• Problem requirements
Extract the listing in its entirety, keeping each line identical to the original.

• Excerpted data
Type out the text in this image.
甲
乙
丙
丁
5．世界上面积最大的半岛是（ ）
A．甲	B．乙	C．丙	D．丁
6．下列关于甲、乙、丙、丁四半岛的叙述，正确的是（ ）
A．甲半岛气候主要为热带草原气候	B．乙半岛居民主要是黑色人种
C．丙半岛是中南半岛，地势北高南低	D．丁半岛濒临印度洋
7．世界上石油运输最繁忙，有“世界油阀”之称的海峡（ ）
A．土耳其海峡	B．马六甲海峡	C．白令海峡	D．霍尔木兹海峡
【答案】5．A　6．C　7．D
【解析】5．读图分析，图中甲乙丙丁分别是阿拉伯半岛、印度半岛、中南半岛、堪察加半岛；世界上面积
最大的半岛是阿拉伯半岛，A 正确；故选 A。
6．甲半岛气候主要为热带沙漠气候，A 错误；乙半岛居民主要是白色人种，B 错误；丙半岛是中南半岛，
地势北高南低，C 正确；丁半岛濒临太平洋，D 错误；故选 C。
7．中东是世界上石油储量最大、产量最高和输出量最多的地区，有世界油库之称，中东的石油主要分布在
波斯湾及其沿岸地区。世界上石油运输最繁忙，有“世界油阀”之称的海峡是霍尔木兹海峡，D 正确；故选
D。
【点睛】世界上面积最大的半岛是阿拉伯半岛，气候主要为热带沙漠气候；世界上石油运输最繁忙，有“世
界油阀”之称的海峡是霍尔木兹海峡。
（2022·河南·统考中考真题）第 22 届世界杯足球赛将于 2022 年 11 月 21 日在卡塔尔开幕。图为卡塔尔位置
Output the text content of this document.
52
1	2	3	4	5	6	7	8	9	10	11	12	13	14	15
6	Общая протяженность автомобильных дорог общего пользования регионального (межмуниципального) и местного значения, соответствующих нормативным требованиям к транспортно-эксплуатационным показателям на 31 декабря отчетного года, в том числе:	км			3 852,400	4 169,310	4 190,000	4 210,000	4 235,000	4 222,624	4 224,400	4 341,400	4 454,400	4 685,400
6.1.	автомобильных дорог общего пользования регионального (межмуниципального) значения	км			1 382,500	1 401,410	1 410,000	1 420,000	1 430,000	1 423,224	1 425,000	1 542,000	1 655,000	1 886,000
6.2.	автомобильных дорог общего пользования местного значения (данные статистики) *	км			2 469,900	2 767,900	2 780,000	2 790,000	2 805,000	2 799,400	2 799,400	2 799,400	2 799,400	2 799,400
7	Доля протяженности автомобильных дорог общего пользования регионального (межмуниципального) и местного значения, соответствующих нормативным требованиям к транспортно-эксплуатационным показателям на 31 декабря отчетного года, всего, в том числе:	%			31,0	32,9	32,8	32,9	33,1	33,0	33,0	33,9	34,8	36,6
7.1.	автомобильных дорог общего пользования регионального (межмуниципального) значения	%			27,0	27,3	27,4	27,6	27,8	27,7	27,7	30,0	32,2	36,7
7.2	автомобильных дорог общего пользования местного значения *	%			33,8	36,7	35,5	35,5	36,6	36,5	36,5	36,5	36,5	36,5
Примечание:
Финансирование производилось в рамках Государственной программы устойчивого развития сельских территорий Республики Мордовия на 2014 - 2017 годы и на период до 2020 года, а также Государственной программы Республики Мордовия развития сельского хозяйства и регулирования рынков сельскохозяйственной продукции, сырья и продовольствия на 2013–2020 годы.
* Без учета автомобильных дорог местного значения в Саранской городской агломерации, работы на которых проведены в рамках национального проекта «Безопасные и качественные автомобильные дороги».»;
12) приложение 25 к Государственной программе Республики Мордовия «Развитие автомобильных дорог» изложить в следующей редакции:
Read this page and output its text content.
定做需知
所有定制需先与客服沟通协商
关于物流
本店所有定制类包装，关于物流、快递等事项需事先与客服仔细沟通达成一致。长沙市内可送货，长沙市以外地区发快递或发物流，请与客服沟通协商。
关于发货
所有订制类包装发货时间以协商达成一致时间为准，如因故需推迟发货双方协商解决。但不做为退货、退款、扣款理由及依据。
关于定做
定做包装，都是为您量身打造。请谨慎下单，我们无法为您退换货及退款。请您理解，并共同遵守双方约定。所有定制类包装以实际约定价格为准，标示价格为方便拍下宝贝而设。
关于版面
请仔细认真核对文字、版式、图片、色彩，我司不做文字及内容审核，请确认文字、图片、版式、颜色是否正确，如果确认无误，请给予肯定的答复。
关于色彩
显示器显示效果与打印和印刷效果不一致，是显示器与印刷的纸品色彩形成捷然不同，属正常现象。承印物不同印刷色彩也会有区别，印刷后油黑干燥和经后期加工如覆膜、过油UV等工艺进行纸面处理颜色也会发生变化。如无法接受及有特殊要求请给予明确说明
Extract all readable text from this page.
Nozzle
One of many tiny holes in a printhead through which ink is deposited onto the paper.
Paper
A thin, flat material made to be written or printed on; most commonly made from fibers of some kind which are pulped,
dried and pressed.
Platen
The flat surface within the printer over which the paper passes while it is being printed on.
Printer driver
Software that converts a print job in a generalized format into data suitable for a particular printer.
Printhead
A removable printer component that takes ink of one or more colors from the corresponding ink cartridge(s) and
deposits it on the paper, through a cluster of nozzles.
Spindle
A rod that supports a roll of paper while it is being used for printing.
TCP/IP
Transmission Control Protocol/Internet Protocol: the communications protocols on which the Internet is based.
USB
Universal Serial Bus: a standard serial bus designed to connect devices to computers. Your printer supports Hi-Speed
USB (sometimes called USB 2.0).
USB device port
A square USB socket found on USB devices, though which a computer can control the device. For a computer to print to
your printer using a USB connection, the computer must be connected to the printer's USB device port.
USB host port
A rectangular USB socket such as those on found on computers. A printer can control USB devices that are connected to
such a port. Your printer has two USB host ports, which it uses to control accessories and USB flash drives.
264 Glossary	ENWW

• Output for this exercise
Type out the text in this image.
甲
乙
丙
丁
5．世界上面积最大的半岛是（ ）
A．甲	B．乙	C．丙	D．丁
6．下列关于甲、乙、丙、丁四半岛的叙述，正确的是（ ）
A．甲半岛气候主要为热带草原气候	B．乙半岛居民主要是黑色人种
C．丙半岛是中南半岛，地势北高南低	D．丁半岛濒临印度洋
7．世界上石油运输最繁忙，有“世界油阀”之称的海峡（ ）
A．土耳其海峡	B．马六甲海峡	C．白令海峡	D．霍尔木兹海峡
【答案】5．A　6．C　7．D
【解析】5．读图分析，图中甲乙丙丁分别是阿拉伯半岛、印度半岛、中南半岛、堪察加半岛；世界上面积
最大的半岛是阿拉伯半岛，A 正确；故选 A。
6．甲半岛气候主要为热带沙漠气候，A 错误；乙半岛居民主要是白色人种，B 错误；丙半岛是中南半岛，
地势北高南低，C 正确；丁半岛濒临太平洋，D 错误；故选 C。
7．中东是世界上石油储量最大、产量最高和输出量最多的地区，有世界油库之称，中东的石油主要分布在
波斯湾及其沿岸地区。世界上石油运输最繁忙，有“世界油阀”之称的海峡是霍尔木兹海峡，D 正确；故选
D。
【点睛】世界上面积最大的半岛是阿拉伯半岛，气候主要为热带沙漠气候；世界上石油运输最繁忙，有“世
界油阀”之称的海峡是霍尔木兹海峡。
（2022·河南·统考中考真题）第 22 届世界杯足球赛将于 2022 年 11 月 21 日在卡塔尔开幕。图为卡塔尔位置
Output the text content of this document.
52
1	2	3	4	5	6	7	8	9	10	11	12	13	14	15
6	Общая протяженность автомобильных дорог общего пользования регионального (межмуниципального) и местного значения, соответствующих нормативным требованиям к транспортно-эксплуатационным показателям на 31 декабря отчетного года, в том числе:	км			3 852,400	4 169,310	4 190,000	4 210,000	4 235,000	4 222,624	4 224,400	4 341,400	4 454,400	4 685,400
6.1.	автомобильных дорог общего пользования регионального (межмуниципального) значения	км			1 382,500	1 401,410	1 410,000	1 420,000	1 430,000	1 423,224	1 425,000	1 542,000	1 655,000	1 886,000
6.2.	автомобильных дорог общего пользования местного значения (данные статистики) *	км			2 469,900	2 767,900	2 780,000	2 790,000	2 805,000	2 799,400	2 799,400	2 799,400	2 799,400	2 799,400
7	Доля протяженности автомобильных дорог общего пользования регионального (межмуниципального) и местного значения, соответствующих нормативным требованиям к транспортно-эксплуатационным показателям на 31 декабря отчетного года, всего, в том числе:	%			31,0	32,9	32,8	32,9	33,1	33,0	33,0	33,9	34,8	36,6
7.1.	автомобильных дорог общего пользования регионального (межмуниципального) значения	%			27,0	27,3	27,4	27,6	27,8	27,7	27,7	30,0	32,2	36,7
7.2	автомобильных дорог общего пользования местного значения *	%			33,8	36,7	35,5	35,5	36,6	36,5	36,5	36,5	36,5	36,5
Примечание:
Финансирование производилось в рамках Государственной программы устойчивого развития сельских территорий Республики Мордовия на 2014 - 2017 годы и на период до 2020 года, а также Государственной программы Республики Мордовия развития сельского хозяйства и регулирования рынков сельскохозяйственной продукции, сырья и продовольствия на 2013–2020 годы.
* Без учета автомобильных дорог местного значения в Саранской городской агломерации, работы на которых проведены в рамках национального проекта «Безопасные и качественные автомобильные дороги».»;
12) приложение 25 к Государственной программе Республики Мордовия «Развитие автомобильных дорог» изложить в следующей редакции:
Read this page and output its text content.
定做需知
所有定制需先与客服沟通协商
关于物流
本店所有定制类包装，关于物流、快递等事项需事先与客服仔细沟通达成一致。长沙市内可送货，长沙市以外地区发快递或发物流，请与客服沟通协商。
关于发货
所有订制类包装发货时间以协商达成一致时间为准，如因故需推迟发货双方协商解决。但不做为退货、退款、扣款理由及依据。
关于定做
定做包装，都是为您量身打造。请谨慎下单，我们无法为您退换货及退款。请您理解，并共同遵守双方约定。所有定制类包装以实际约定价格为准，标示价格为方便拍下宝贝而设。
关于版面
请仔细认真核对文字、版式、图片、色彩，我司不做文字及内容审核，请确认文字、图片、版式、颜色是否正确，如果确认无误，请给予肯定的答复。
关于色彩
显示器显示效果与打印和印刷效果不一致，是显示器与印刷的纸品色彩形成捷然不同，属正常现象。承印物不同印刷色彩也会有区别，印刷后油黑干燥和经后期加工如覆膜、过油UV等工艺进行纸面处理颜色也会发生变化。如无法接受及有特殊要求请给予明确说明
Extract all readable text from this page.
Nozzle
One of many tiny holes in a printhead through which ink is deposited onto the paper.
Paper
A thin, flat material made to be written or printed on; most commonly made from fibers of some kind which are pulped,
dried and pressed.
Platen
The flat surface within the printer over which the paper passes while it is being printed on.
Printer driver
Software that converts a print job in a generalized format into data suitable for a particular printer.
Printhead
A removable printer component that takes ink of one or more colors from the corresponding ink cartridge(s) and
deposits it on the paper, through a cluster of nozzles.
Spindle
A rod that supports a roll of paper while it is being used for printing.
TCP/IP
Transmission Control Protocol/Internet Protocol: the communications protocols on which the Internet is based.
USB
Universal Serial Bus: a standard serial bus designed to connect devices to computers. Your printer supports Hi-Speed
USB (sometimes called USB 2.0).
USB device port
A square USB socket found on USB devices, though which a computer can control the device. For a computer to print to
your printer using a USB connection, the computer must be connected to the printer's USB device port.
USB host port
A rectangular USB socket such as those on found on computers. A printer can control USB devices that are connected to
such a port. Your printer has two USB host ports, which it uses to control accessories and USB flash drives.
264 Glossary	ENWW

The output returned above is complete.